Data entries
---

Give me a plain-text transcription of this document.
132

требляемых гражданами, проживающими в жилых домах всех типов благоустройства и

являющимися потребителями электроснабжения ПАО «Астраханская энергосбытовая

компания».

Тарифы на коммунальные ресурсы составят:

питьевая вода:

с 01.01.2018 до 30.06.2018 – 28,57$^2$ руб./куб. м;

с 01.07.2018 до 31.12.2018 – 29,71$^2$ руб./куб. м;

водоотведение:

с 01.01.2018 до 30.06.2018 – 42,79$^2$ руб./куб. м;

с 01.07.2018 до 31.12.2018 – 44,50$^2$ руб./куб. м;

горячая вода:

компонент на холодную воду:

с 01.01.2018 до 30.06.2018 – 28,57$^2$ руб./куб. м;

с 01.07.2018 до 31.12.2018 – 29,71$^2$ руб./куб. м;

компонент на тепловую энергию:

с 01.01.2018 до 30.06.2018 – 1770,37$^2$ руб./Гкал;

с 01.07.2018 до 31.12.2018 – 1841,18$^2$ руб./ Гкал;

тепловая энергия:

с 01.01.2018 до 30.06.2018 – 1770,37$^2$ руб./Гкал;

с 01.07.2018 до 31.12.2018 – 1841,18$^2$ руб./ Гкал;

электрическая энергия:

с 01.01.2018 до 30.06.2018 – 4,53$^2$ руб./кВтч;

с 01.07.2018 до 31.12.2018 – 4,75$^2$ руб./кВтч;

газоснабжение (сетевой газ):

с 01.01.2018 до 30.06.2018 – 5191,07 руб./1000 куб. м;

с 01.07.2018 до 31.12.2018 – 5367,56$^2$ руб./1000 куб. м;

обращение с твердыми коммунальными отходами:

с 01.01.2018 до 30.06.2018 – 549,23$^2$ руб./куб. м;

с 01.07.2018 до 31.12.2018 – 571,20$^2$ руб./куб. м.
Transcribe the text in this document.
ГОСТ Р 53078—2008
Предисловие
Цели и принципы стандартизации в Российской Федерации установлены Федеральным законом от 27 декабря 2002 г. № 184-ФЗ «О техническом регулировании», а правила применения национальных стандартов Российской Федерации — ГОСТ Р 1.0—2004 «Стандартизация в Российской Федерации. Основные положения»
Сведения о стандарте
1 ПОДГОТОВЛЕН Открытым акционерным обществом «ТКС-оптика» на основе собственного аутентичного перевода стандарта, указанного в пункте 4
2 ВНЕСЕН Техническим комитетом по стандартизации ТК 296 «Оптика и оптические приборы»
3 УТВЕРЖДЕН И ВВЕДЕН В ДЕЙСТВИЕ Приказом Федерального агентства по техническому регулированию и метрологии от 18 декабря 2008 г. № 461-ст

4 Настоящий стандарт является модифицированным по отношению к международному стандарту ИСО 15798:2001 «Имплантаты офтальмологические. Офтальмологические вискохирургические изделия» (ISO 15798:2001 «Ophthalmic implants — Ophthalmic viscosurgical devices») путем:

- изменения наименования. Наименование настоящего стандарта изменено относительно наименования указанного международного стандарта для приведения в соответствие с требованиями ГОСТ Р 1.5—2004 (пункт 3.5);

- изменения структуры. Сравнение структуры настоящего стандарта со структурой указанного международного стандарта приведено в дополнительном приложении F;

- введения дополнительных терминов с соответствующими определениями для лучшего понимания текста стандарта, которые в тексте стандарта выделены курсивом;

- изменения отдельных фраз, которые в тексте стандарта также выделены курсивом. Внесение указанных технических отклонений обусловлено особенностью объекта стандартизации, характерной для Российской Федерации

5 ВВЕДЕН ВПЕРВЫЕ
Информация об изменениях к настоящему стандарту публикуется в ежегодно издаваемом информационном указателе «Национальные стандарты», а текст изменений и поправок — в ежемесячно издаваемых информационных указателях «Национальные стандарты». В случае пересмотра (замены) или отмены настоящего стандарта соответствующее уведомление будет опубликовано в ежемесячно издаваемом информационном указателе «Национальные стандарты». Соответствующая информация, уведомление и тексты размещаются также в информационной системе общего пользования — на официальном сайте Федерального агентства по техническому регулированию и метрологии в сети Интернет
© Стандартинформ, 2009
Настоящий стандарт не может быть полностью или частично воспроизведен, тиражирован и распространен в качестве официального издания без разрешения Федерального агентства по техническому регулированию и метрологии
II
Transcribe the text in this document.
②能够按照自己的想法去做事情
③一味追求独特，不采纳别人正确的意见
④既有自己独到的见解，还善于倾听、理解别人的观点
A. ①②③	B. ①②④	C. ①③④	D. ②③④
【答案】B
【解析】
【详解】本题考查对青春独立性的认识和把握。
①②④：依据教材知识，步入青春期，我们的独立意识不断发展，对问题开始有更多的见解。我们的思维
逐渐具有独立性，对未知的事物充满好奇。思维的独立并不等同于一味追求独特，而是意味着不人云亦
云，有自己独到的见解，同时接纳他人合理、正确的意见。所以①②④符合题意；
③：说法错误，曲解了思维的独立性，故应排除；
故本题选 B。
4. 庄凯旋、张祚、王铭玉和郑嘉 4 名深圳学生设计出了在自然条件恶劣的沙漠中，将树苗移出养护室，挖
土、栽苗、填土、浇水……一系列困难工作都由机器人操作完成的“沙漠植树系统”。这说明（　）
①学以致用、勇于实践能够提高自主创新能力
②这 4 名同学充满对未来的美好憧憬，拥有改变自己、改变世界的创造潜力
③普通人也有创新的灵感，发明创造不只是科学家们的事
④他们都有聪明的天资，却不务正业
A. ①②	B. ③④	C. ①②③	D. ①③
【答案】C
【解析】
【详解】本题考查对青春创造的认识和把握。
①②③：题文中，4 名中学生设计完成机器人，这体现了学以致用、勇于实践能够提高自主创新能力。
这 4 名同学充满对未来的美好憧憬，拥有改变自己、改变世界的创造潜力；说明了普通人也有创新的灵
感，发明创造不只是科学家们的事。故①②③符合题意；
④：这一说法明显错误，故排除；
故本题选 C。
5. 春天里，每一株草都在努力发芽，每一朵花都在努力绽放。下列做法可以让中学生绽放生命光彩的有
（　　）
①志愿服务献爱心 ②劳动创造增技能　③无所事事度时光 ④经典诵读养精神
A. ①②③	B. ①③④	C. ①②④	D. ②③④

---

Among the entries above, how many lines include the word "名同学充满对未来的美好憧憬"? Give the number with no comment.

Expected answer:
2